(Items from a data source)
|---|

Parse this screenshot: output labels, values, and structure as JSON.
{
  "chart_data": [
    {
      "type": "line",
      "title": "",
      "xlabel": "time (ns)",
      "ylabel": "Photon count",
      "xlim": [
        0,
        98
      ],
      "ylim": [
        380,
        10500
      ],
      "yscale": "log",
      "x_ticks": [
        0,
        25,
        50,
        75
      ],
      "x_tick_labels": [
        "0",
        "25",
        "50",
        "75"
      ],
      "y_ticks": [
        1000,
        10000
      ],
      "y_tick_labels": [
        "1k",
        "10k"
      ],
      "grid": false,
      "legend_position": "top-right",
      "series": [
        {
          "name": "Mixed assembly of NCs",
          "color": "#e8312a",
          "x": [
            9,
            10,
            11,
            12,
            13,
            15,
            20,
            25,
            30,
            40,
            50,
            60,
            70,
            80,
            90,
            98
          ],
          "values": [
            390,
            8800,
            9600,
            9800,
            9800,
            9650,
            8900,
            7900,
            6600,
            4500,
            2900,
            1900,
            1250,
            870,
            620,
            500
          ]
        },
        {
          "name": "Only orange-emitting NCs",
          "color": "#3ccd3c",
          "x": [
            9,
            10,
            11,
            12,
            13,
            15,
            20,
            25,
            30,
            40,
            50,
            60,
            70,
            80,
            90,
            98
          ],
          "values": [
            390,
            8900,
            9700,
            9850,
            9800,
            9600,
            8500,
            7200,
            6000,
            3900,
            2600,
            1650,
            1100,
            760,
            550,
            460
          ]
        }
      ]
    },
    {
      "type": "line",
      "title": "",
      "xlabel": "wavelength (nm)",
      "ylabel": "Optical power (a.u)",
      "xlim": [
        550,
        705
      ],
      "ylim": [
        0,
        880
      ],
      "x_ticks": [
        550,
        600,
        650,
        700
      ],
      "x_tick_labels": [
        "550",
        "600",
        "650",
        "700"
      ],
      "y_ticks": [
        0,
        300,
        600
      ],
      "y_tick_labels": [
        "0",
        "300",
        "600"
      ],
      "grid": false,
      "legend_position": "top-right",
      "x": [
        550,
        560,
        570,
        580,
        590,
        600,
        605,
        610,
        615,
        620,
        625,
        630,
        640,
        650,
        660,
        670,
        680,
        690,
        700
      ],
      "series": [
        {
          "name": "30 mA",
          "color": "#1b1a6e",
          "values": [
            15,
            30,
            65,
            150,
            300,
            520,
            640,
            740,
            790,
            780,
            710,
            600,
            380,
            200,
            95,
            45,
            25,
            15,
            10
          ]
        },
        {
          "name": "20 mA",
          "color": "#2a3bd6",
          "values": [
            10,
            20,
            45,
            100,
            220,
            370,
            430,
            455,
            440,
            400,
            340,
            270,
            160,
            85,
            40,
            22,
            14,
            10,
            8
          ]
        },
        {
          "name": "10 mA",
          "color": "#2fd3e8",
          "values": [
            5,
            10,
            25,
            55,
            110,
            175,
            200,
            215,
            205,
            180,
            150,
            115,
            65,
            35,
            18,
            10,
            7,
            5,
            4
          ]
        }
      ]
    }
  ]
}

|---|

> STATED PROBLEM
Determine how many lines include the string "ylabel". Give no answer but the number.

> ANSWER TO THIS PROBLEM
2